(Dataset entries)
==*==

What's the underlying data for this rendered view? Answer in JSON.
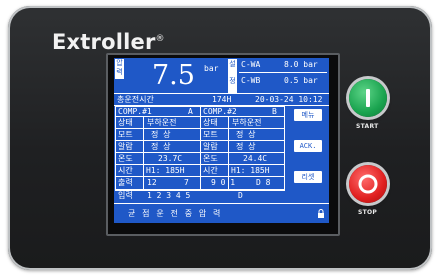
{
  "brand": {
    "name": "Extroller",
    "mark": "®"
  },
  "display": {
    "side_left_top": "압",
    "side_left_bottom": "력",
    "pressure_value": "7.5",
    "pressure_unit": "bar",
    "side_right_top": "설",
    "side_right_bottom": "정",
    "setpoints": [
      {
        "label": "C-WA",
        "value": "8.0 bar"
      },
      {
        "label": "C-WB",
        "value": "0.5 bar"
      }
    ],
    "total_time_label": "총운전시간",
    "total_time_value": "174H",
    "date_time": "20-03-24 10:12",
    "comp1": {
      "label": "COMP.#1",
      "unit": "A"
    },
    "comp2": {
      "label": "COMP.#2",
      "unit": "B"
    },
    "rows": [
      {
        "l1": "상태",
        "v1": "부하운전",
        "l2": "상태",
        "v2": "부하운전"
      },
      {
        "l1": "모트",
        "v1": "정  상",
        "l2": "모트",
        "v2": "정  상"
      },
      {
        "l1": "알람",
        "v1": "정  상",
        "l2": "알람",
        "v2": "정  상"
      },
      {
        "l1": "온도",
        "v1": "23.7C",
        "l2": "온도",
        "v2": "24.4C"
      },
      {
        "l1": "시간",
        "v1": "H1:   185H",
        "l2": "시간",
        "v2": "H1:   185H"
      }
    ],
    "output_label": "출력",
    "output_values": [
      "12",
      "7",
      "9 0 1",
      "D 8"
    ],
    "input_label": "입력",
    "input_values": "1 2 3 4 5",
    "input_extra": "D",
    "status_line": "균 점 운 전 중 압 력",
    "soft_buttons": [
      "메뉴",
      "ACK.",
      "리셋"
    ]
  },
  "controls": {
    "start_label": "START",
    "stop_label": "STOP"
  }
}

==*==

What you will do – Give back the whole listing as it stands, minus its pictures.

Task result –
What's the underlying data for this rendered view? Answer in JSON.
{
  "brand": {
    "name": "Extroller",
    "mark": "®"
  },
  "display": {
    "side_left_top": "압",
    "side_left_bottom": "력",
    "pressure_value": "7.5",
    "pressure_unit": "bar",
    "side_right_top": "설",
    "side_right_bottom": "정",
    "setpoints": [
      {
        "label": "C-WA",
        "value": "8.0 bar"
      },
      {
        "label": "C-WB",
        "value": "0.5 bar"
      }
    ],
    "total_time_label": "총운전시간",
    "total_time_value": "174H",
    "date_time": "20-03-24 10:12",
    "comp1": {
      "label": "COMP.#1",
      "unit": "A"
    },
    "comp2": {
      "label": "COMP.#2",
      "unit": "B"
    },
    "rows": [
      {
        "l1": "상태",
        "v1": "부하운전",
        "l2": "상태",
        "v2": "부하운전"
      },
      {
        "l1": "모트",
        "v1": "정  상",
        "l2": "모트",
        "v2": "정  상"
      },
      {
        "l1": "알람",
        "v1": "정  상",
        "l2": "알람",
        "v2": "정  상"
      },
      {
        "l1": "온도",
        "v1": "23.7C",
        "l2": "온도",
        "v2": "24.4C"
      },
      {
        "l1": "시간",
        "v1": "H1:   185H",
        "l2": "시간",
        "v2": "H1:   185H"
      }
    ],
    "output_label": "출력",
    "output_values": [
      "12",
      "7",
      "9 0 1",
      "D 8"
    ],
    "input_label": "입력",
    "input_values": "1 2 3 4 5",
    "input_extra": "D",
    "status_line": "균 점 운 전 중 압 력",
    "soft_buttons": [
      "메뉴",
      "ACK.",
      "리셋"
    ]
  },
  "controls": {
    "start_label": "START",
    "stop_label": "STOP"
  }
}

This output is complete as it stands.